┌────────

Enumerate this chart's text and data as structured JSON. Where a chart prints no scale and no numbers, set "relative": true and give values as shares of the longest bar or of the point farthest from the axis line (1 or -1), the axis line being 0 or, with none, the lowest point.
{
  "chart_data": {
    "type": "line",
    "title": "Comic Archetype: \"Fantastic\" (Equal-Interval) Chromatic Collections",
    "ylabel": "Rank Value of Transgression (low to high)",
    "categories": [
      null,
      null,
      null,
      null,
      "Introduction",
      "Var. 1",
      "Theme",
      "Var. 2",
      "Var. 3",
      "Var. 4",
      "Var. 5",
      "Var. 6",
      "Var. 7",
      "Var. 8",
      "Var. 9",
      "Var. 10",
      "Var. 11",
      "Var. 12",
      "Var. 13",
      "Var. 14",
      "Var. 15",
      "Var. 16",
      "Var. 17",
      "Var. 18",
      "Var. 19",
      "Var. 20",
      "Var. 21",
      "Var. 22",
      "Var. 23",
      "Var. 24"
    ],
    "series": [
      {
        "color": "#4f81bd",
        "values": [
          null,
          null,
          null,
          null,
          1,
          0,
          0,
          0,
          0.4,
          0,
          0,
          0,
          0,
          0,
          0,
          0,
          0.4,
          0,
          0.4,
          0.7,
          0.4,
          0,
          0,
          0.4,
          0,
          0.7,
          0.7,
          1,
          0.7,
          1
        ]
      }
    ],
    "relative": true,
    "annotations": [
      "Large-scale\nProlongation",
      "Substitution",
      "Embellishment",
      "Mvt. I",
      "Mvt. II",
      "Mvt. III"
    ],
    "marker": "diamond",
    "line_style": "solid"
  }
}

└────────

What to do: Every entry above needs to be quoted exactly.

Solution for this task:
Enumerate this chart's text and data as structured JSON. Where a chart prints no scale and no numbers, set "relative": true and give values as shares of the longest bar or of the point farthest from the axis line (1 or -1), the axis line being 0 or, with none, the lowest point.
{
  "chart_data": {
    "type": "line",
    "title": "Comic Archetype: \"Fantastic\" (Equal-Interval) Chromatic Collections",
    "ylabel": "Rank Value of Transgression (low to high)",
    "categories": [
      null,
      null,
      null,
      null,
      "Introduction",
      "Var. 1",
      "Theme",
      "Var. 2",
      "Var. 3",
      "Var. 4",
      "Var. 5",
      "Var. 6",
      "Var. 7",
      "Var. 8",
      "Var. 9",
      "Var. 10",
      "Var. 11",
      "Var. 12",
      "Var. 13",
      "Var. 14",
      "Var. 15",
      "Var. 16",
      "Var. 17",
      "Var. 18",
      "Var. 19",
      "Var. 20",
      "Var. 21",
      "Var. 22",
      "Var. 23",
      "Var. 24"
    ],
    "series": [
      {
        "color": "#4f81bd",
        "values": [
          null,
          null,
          null,
          null,
          1,
          0,
          0,
          0,
          0.4,
          0,
          0,
          0,
          0,
          0,
          0,
          0,
          0.4,
          0,
          0.4,
          0.7,
          0.4,
          0,
          0,
          0.4,
          0,
          0.7,
          0.7,
          1,
          0.7,
          1
        ]
      }
    ],
    "relative": true,
    "annotations": [
      "Large-scale\nProlongation",
      "Substitution",
      "Embellishment",
      "Mvt. I",
      "Mvt. II",
      "Mvt. III"
    ],
    "marker": "diamond",
    "line_style": "solid"
  }
}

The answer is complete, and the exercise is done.